REQUIRED TASK
In the material below, find each line holding the string "Temperature" and copy it.

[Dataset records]

* begin *

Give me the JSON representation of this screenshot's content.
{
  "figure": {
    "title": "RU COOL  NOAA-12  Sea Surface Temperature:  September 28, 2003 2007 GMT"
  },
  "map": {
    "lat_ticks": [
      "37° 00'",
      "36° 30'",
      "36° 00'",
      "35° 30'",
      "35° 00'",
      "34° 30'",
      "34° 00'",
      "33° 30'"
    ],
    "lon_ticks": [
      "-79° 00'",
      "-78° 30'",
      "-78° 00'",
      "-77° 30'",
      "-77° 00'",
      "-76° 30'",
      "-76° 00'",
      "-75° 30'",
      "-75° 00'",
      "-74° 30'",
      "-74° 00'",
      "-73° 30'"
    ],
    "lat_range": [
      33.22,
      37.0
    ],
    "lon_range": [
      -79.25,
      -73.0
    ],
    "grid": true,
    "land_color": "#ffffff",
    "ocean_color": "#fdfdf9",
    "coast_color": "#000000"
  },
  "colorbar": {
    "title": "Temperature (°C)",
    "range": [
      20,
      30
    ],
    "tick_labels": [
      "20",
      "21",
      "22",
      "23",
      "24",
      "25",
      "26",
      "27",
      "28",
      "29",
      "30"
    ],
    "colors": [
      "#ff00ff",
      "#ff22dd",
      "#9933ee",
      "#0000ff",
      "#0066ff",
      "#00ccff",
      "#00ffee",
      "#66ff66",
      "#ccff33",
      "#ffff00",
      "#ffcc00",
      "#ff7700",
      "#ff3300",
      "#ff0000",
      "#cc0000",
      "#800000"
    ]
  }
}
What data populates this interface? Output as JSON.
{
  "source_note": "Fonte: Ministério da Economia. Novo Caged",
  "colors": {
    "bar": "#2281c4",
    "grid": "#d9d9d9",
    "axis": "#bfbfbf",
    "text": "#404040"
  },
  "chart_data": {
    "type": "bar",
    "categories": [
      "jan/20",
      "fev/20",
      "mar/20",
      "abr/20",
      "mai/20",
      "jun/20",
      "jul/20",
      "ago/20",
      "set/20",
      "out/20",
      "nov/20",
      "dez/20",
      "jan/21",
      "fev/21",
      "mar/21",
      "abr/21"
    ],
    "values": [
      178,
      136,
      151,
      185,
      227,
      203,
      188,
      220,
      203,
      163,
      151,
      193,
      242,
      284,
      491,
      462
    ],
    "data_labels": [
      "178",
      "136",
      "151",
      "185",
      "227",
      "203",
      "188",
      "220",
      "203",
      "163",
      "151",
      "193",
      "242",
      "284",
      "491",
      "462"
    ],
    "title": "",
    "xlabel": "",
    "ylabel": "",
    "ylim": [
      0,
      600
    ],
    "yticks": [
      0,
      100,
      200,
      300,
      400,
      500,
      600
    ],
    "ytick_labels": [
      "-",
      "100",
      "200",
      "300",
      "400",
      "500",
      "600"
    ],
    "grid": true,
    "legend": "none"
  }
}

* end *

SOLUTION FOR THIS PROBLEM
    "title": "RU COOL  NOAA-12  Sea Surface Temperature:  September 28, 2003 2007 GMT"
    "title": "Temperature (°C)",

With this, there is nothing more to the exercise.